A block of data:
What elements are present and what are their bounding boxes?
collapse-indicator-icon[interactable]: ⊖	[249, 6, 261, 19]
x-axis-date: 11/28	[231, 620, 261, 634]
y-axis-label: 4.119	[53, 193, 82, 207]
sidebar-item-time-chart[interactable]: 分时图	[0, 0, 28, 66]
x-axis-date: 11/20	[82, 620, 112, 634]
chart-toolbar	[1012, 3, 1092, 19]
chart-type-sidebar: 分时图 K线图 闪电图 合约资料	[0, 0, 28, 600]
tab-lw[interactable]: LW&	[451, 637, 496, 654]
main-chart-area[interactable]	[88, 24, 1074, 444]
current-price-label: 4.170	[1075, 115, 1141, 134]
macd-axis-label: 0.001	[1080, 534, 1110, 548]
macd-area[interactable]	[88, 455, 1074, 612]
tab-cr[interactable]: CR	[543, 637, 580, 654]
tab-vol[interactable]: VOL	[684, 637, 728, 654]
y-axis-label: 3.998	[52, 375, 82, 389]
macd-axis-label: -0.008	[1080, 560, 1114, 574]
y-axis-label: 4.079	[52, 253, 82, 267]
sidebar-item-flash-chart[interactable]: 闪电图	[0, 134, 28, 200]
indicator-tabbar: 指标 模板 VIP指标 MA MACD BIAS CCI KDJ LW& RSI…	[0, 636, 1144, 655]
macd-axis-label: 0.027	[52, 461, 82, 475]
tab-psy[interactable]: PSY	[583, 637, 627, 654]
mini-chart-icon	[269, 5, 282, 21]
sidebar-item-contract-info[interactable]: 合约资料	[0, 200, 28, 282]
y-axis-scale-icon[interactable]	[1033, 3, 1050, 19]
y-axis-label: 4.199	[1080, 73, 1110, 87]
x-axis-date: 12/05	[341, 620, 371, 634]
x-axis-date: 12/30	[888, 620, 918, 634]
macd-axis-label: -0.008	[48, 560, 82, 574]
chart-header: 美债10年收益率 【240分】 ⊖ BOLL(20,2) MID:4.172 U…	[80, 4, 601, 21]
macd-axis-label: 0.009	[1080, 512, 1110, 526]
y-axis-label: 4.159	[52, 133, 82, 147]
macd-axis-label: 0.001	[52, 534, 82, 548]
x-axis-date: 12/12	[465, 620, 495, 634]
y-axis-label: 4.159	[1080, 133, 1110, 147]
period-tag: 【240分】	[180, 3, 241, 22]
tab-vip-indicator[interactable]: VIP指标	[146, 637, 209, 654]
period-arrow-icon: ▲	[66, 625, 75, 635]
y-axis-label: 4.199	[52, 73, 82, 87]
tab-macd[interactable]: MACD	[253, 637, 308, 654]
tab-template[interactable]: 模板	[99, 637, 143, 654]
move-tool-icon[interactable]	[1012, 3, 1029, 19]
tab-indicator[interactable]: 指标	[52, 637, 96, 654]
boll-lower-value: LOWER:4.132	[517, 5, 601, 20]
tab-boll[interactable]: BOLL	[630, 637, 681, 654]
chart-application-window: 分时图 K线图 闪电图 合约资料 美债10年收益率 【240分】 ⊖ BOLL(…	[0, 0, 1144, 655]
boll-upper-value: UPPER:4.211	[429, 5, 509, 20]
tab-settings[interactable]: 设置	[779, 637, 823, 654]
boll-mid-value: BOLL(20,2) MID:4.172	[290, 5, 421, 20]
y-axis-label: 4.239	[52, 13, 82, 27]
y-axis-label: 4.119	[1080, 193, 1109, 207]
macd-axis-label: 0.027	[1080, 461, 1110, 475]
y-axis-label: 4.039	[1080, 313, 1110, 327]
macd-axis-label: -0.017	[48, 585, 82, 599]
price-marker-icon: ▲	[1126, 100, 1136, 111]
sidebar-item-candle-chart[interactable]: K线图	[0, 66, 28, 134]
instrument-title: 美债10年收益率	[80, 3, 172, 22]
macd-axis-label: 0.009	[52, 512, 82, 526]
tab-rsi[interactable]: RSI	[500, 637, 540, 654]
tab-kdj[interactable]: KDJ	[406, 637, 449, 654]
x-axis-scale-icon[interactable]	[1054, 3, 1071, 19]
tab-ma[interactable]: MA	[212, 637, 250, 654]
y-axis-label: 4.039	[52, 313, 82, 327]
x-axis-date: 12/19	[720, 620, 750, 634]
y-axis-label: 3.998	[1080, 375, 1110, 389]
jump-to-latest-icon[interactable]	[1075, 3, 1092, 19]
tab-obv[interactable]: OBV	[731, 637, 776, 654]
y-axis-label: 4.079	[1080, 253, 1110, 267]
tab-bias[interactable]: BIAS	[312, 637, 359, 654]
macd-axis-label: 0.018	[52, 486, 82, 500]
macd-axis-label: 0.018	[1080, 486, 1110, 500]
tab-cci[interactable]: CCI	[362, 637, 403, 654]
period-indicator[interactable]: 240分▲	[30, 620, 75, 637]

EXERCISE DETAILS:
Render every one of the rows above as a numbered list, dropping any blank lines.

EXERCISE RESPONSE:
1. What elements are present and what are their bounding boxes?
2. collapse-indicator-icon[interactable]: ⊖	[249, 6, 261, 19]
3. x-axis-date: 11/28	[231, 620, 261, 634]
4. y-axis-label: 4.119	[53, 193, 82, 207]
5. sidebar-item-time-chart[interactable]: 分时图	[0, 0, 28, 66]
6. x-axis-date: 11/20	[82, 620, 112, 634]
7. chart-toolbar	[1012, 3, 1092, 19]
8. chart-type-sidebar: 分时图 K线图 闪电图 合约资料	[0, 0, 28, 600]
9. tab-lw[interactable]: LW&	[451, 637, 496, 654]
10. main-chart-area[interactable]	[88, 24, 1074, 444]
11. current-price-label: 4.170	[1075, 115, 1141, 134]
12. macd-axis-label: 0.001	[1080, 534, 1110, 548]
13. macd-area[interactable]	[88, 455, 1074, 612]
14. tab-cr[interactable]: CR	[543, 637, 580, 654]
15. tab-vol[interactable]: VOL	[684, 637, 728, 654]
16. y-axis-label: 3.998	[52, 375, 82, 389]
17. macd-axis-label: -0.008	[1080, 560, 1114, 574]
18. y-axis-label: 4.079	[52, 253, 82, 267]
19. sidebar-item-flash-chart[interactable]: 闪电图	[0, 134, 28, 200]
20. indicator-tabbar: 指标 模板 VIP指标 MA MACD BIAS CCI KDJ LW& RSI…	[0, 636, 1144, 655]
21. macd-axis-label: 0.027	[52, 461, 82, 475]
22. tab-psy[interactable]: PSY	[583, 637, 627, 654]
23. mini-chart-icon	[269, 5, 282, 21]
24. sidebar-item-contract-info[interactable]: 合约资料	[0, 200, 28, 282]
25. y-axis-scale-icon[interactable]	[1033, 3, 1050, 19]
26. y-axis-label: 4.199	[1080, 73, 1110, 87]
27. x-axis-date: 12/05	[341, 620, 371, 634]
28. x-axis-date: 12/30	[888, 620, 918, 634]
29. macd-axis-label: -0.008	[48, 560, 82, 574]
30. chart-header: 美债10年收益率 【240分】 ⊖ BOLL(20,2) MID:4.172 U…	[80, 4, 601, 21]
31. macd-axis-label: 0.009	[1080, 512, 1110, 526]
32. y-axis-label: 4.159	[52, 133, 82, 147]
33. macd-axis-label: 0.001	[52, 534, 82, 548]
34. x-axis-date: 12/12	[465, 620, 495, 634]
35. y-axis-label: 4.159	[1080, 133, 1110, 147]
36. period-tag: 【240分】	[180, 3, 241, 22]
37. tab-vip-indicator[interactable]: VIP指标	[146, 637, 209, 654]
38. period-arrow-icon: ▲	[66, 625, 75, 635]
39. y-axis-label: 4.199	[52, 73, 82, 87]
40. tab-macd[interactable]: MACD	[253, 637, 308, 654]
41. tab-template[interactable]: 模板	[99, 637, 143, 654]
42. move-tool-icon[interactable]	[1012, 3, 1029, 19]
43. tab-indicator[interactable]: 指标	[52, 637, 96, 654]
44. boll-lower-value: LOWER:4.132	[517, 5, 601, 20]
45. tab-boll[interactable]: BOLL	[630, 637, 681, 654]
46. chart-application-window: 分时图 K线图 闪电图 合约资料 美债10年收益率 【240分】 ⊖ BOLL(…	[0, 0, 1144, 655]
47. boll-upper-value: UPPER:4.211	[429, 5, 509, 20]
48. tab-settings[interactable]: 设置	[779, 637, 823, 654]
49. boll-mid-value: BOLL(20,2) MID:4.172	[290, 5, 421, 20]
50. y-axis-label: 4.239	[52, 13, 82, 27]
51. y-axis-label: 4.119	[1080, 193, 1109, 207]
52. macd-axis-label: 0.027	[1080, 461, 1110, 475]
53. y-axis-label: 4.039	[1080, 313, 1110, 327]
54. macd-axis-label: -0.017	[48, 585, 82, 599]
55. price-marker-icon: ▲	[1126, 100, 1136, 111]
56. sidebar-item-candle-chart[interactable]: K线图	[0, 66, 28, 134]
57. instrument-title: 美债10年收益率	[80, 3, 172, 22]
58. macd-axis-label: 0.009	[52, 512, 82, 526]
59. tab-rsi[interactable]: RSI	[500, 637, 540, 654]
60. tab-kdj[interactable]: KDJ	[406, 637, 449, 654]
61. x-axis-scale-icon[interactable]	[1054, 3, 1071, 19]
62. tab-ma[interactable]: MA	[212, 637, 250, 654]
63. y-axis-label: 4.039	[52, 313, 82, 327]
64. x-axis-date: 12/19	[720, 620, 750, 634]
65. y-axis-label: 3.998	[1080, 375, 1110, 389]
66. jump-to-latest-icon[interactable]	[1075, 3, 1092, 19]
67. tab-obv[interactable]: OBV	[731, 637, 776, 654]
68. y-axis-label: 4.079	[1080, 253, 1110, 267]
69. tab-bias[interactable]: BIAS	[312, 637, 359, 654]
70. macd-axis-label: 0.018	[52, 486, 82, 500]
71. macd-axis-label: 0.018	[1080, 486, 1110, 500]
72. tab-cci[interactable]: CCI	[362, 637, 403, 654]
73. period-indicator[interactable]: 240分▲	[30, 620, 75, 637]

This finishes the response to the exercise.